Because the air-conditioner is a sealed unit, the freon is not replaceable; there’s no port to install the freon nor do these units use a receiver dryer, which is necessary for recharging. Over the years, I’ve talked to air-conditioner technicians who have installed a port in their system and recharged it — only to find out it’s leaked again.
All air-conditioners have a start- and run-capacitor and most modern air-conditioners have a control board. Any diagnosing and/or repair of the electrical system should only be done by a qualified technician. That said, staying on top of maintenance that can be accomplished by owners will yield big benefits — and keep the sweat away in hot weather.
If the no-rinse foam is not handy, you can use Coil King Condenser Coil cleaner, which is available at home improvement stores. Clean water must be sprayed onto the evaporator or condenser to rinse off this liquid product. It must be allowed to dry before running the air-conditioner.
When it Rains, Does it Pour – Inside?

- **Assignment 1**
In the air-conditioner passage, what two things do these sealed units lack that would be needed to recharge the freon?
- **Assignment 2**
Repeat the air-conditioner passage from "All air-conditioners have" up to and including "running the air-conditioner.".
- **Assignment 3**
Carry on the air-conditioner passage from its last line.

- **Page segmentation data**
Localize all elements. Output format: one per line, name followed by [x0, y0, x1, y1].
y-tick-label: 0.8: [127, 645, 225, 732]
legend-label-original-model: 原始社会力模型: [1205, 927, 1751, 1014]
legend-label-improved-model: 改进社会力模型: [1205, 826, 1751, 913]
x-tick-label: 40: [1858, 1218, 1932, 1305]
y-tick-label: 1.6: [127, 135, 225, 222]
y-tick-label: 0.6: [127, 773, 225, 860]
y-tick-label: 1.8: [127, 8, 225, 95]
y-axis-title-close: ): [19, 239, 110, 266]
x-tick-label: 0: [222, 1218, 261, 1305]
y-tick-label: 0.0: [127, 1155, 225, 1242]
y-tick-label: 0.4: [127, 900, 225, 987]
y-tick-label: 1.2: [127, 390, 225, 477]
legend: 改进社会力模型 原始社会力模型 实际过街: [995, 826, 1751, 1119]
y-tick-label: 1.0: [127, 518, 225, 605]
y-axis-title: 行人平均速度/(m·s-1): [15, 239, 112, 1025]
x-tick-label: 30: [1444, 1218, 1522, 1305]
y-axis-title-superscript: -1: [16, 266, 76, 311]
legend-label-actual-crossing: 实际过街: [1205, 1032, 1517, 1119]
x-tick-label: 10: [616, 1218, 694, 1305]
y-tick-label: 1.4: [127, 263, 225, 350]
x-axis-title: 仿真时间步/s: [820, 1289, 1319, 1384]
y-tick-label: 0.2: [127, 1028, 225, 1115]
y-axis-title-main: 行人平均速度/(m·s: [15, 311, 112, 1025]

- **Exercise response 1**
A port to install the freon and a receiver dryer.

- **Exercise response 2**
All air-conditioners have a start- and run-capacitor and most modern air-conditioners have a control board. Any diagnosing and/or repair of the electrical system should only be done by a qualified technician. That said, staying on top of maintenance that can be accomplished by owners will yield big benefits — and keep the sweat away in hot weather.
If the no-rinse foam is not handy, you can use Coil King Condenser Coil cleaner, which is available at home improvement stores. Clean water must be sprayed onto the evaporator or condenser to rinse off this liquid product. It must be allowed to dry before running the air-conditioner.

- **Exercise response 3**
There are two different size air-conditioner gaskets — one is 14 x 14 inches and the other is 14 x 16 inches — so you will need to measure before ordering the gasket. Be sure to get a high-quality gasket so it will last a long time and not continue to compress as the weight of the air-conditioner bears down on it over time. Remove the ADB to expose the four bolts that keep the upper unit of the air-conditioner tight to the roof. You will need to scrape the gasket from the upper unit; don’t be afraid to set the air-conditioner on its side for a short period of time to gain access (it’s not going to affect the freon). Using a sharp putty knife, scrape the gasket from the air-conditioner and clean the area with alcohol to make sure there’s no oil on the surface. Then, peel the self-stick paper from the new gasket and press it into place.
The general rule of thumb is to tighten to 25-30 in.-lb., or about a ¼-inch of gasket compression. This relates to about five or six rotations of a wrench. After the initial installation, double-check the torque and/or the compression of the gasket after one or two trips on the road.
If for some reason you do have to pull the upper unit from the roof for maintenance or for repair when re-installing, you will need to compress the gasket about another ¼-inch from the thickness of the gasket at that time.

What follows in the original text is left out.